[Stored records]
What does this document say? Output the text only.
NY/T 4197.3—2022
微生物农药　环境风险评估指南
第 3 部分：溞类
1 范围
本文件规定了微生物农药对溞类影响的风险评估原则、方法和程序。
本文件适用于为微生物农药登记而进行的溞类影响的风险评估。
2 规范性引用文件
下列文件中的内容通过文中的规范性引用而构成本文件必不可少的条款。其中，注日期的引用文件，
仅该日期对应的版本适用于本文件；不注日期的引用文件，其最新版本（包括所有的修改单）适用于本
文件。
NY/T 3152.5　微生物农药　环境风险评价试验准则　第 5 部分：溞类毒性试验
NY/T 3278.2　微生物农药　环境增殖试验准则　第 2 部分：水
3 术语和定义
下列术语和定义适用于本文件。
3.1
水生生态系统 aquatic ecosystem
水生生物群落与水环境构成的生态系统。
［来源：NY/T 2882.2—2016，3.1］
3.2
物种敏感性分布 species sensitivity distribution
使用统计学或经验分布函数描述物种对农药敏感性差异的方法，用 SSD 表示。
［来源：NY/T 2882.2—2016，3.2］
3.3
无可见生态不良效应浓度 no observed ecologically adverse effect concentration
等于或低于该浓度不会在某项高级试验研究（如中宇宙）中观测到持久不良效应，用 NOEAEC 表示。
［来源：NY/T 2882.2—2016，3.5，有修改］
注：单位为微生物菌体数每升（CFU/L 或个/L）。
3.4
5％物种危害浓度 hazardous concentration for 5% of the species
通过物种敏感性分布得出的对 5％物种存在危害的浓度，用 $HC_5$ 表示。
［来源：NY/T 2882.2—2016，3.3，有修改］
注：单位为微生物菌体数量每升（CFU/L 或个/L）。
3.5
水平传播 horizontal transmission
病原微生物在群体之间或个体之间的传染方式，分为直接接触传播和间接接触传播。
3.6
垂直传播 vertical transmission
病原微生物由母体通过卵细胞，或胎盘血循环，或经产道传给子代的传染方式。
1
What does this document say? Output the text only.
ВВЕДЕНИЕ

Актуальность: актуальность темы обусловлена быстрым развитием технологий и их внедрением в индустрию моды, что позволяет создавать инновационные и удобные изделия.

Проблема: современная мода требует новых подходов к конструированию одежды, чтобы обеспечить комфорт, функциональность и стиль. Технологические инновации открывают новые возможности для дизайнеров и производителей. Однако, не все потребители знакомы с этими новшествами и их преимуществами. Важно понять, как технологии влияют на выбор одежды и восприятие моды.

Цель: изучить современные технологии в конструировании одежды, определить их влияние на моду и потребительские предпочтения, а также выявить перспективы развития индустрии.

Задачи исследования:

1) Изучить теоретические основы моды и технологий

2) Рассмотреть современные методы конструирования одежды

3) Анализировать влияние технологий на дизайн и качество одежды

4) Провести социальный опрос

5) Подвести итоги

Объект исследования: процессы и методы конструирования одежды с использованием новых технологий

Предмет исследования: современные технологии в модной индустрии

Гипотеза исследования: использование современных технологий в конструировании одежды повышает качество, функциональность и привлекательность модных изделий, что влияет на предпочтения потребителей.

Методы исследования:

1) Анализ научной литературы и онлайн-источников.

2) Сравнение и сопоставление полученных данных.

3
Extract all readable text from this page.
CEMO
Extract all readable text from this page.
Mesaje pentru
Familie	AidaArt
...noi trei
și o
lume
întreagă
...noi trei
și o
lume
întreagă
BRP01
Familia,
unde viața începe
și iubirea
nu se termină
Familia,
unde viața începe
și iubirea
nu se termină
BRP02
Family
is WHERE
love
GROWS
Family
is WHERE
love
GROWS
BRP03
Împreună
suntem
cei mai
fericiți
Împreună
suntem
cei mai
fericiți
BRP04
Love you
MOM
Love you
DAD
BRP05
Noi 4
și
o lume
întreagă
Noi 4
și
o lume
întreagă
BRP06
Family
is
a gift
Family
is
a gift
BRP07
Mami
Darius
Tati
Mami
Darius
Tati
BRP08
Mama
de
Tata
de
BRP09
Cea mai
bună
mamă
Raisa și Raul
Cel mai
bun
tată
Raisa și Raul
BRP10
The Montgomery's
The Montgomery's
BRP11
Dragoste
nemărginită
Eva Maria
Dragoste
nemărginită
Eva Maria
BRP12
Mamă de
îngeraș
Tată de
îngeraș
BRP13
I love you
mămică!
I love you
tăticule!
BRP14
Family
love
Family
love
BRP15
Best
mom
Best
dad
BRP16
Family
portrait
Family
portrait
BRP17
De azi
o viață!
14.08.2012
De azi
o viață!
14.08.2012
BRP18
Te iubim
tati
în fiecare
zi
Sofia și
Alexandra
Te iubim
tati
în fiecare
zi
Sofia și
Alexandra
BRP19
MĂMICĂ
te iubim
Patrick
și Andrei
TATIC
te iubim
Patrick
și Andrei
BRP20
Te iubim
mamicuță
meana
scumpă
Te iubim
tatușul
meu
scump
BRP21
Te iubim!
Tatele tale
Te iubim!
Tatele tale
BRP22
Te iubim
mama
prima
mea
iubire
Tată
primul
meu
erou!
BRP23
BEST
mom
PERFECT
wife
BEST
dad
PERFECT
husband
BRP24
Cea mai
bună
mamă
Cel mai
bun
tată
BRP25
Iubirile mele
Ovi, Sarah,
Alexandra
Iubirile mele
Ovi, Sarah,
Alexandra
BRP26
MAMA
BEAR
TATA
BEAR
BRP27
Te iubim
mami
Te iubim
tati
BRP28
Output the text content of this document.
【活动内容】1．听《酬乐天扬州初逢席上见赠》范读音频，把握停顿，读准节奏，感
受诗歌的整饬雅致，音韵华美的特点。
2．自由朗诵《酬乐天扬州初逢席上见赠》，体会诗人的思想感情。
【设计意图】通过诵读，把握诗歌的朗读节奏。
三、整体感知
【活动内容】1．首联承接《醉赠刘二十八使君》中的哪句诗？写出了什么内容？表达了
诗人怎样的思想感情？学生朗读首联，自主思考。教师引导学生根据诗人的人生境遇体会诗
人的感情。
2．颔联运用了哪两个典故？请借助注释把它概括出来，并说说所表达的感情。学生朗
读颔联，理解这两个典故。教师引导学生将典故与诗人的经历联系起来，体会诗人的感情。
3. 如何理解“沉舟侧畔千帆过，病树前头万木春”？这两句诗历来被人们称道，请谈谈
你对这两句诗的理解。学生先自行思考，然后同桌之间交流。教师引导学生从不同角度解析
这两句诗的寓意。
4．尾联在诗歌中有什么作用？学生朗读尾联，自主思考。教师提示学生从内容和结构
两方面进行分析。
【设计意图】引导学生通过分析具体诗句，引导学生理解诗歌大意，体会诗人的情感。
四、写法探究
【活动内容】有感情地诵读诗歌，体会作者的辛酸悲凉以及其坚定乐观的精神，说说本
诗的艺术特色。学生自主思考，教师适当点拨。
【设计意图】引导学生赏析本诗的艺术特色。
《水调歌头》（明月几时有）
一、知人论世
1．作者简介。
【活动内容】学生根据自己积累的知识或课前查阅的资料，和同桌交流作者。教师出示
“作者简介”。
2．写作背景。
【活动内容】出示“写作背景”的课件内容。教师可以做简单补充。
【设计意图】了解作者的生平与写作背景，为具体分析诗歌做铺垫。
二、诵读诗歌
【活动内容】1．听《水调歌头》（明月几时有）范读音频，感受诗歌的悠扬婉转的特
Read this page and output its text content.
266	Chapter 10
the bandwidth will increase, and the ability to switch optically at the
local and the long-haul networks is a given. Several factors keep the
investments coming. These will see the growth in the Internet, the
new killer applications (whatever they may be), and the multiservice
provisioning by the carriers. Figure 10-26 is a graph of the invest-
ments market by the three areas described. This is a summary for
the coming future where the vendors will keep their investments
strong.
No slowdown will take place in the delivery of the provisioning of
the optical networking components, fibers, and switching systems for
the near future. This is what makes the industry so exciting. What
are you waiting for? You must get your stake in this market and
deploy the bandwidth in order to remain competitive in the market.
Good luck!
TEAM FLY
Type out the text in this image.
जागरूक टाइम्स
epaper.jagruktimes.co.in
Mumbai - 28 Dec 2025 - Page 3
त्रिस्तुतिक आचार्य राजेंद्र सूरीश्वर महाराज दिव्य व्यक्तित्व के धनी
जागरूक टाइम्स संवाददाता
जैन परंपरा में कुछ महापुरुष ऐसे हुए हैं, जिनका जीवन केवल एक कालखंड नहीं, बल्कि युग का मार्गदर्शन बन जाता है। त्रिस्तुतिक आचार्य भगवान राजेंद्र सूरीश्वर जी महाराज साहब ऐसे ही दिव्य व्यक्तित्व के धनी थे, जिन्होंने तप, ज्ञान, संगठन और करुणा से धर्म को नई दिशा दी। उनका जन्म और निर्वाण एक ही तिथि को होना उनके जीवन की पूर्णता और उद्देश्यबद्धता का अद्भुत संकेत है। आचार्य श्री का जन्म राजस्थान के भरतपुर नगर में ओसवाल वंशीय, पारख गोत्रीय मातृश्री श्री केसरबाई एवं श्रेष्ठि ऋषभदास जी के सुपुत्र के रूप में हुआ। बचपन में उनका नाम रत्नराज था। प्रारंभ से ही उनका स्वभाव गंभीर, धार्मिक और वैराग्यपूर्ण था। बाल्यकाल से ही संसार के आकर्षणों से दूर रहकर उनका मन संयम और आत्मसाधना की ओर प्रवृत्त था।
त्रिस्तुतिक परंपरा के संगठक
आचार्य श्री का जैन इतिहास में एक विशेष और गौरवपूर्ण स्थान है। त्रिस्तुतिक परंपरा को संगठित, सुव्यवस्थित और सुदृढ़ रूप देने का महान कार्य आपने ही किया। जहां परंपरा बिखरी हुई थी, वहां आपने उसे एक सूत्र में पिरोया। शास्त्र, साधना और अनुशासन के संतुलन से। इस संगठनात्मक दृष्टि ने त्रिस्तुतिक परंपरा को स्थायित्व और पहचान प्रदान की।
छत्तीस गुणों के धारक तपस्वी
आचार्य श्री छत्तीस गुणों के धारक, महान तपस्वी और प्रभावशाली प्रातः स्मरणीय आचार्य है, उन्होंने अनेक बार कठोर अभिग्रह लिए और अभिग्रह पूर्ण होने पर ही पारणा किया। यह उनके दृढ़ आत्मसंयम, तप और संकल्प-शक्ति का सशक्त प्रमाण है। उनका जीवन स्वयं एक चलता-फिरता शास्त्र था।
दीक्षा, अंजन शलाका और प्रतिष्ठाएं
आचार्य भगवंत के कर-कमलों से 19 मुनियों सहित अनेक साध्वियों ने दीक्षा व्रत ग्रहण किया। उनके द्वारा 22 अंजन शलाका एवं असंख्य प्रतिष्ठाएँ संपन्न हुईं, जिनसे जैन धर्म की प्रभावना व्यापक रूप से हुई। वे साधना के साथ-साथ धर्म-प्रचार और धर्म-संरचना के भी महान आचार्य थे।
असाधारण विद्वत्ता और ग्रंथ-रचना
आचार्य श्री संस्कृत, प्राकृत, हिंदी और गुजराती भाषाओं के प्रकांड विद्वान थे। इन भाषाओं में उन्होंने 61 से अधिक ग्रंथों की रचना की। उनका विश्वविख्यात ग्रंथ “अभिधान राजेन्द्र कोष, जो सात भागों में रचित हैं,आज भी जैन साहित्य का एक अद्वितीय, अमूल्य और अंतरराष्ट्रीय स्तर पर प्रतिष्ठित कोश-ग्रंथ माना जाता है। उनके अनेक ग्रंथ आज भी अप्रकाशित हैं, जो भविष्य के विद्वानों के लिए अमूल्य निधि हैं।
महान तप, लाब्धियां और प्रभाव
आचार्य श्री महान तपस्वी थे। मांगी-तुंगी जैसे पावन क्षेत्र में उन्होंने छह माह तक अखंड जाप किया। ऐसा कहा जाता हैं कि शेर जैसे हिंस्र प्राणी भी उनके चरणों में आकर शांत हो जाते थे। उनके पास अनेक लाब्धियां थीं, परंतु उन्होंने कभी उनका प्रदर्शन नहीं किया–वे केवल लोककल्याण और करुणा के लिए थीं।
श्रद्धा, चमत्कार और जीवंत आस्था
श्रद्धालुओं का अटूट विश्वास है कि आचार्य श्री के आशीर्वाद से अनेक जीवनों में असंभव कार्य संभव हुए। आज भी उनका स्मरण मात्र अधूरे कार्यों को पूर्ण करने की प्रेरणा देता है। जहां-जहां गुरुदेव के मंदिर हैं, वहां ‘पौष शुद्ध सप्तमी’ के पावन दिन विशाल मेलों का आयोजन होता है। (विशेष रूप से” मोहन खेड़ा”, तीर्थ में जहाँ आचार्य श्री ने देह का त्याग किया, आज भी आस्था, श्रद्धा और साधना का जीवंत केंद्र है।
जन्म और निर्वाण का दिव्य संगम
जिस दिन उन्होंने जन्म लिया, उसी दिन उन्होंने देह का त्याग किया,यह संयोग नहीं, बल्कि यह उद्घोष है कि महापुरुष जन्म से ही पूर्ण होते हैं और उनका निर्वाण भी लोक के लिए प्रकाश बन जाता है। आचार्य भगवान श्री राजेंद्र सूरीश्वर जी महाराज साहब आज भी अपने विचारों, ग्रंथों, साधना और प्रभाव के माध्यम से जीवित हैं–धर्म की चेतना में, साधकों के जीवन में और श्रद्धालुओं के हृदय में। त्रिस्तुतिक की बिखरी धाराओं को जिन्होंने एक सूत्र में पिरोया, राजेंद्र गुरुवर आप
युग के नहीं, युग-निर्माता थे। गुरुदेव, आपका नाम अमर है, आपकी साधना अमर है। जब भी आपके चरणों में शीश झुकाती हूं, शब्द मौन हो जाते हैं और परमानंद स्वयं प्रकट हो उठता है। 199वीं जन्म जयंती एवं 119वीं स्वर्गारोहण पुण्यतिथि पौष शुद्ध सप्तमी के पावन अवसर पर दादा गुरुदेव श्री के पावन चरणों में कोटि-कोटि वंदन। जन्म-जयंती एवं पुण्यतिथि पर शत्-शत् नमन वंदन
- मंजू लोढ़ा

[Problem details]
Reproduce each line from the records that contains the word "современные".

[Solved exercise]
Цель: изучить современные технологии в конструировании одежды, определить их влияние на моду и потребительские предпочтения, а также выявить перспективы развития индустрии.
2) Рассмотреть современные методы конструирования одежды
Предмет исследования: современные технологии в модной индустрии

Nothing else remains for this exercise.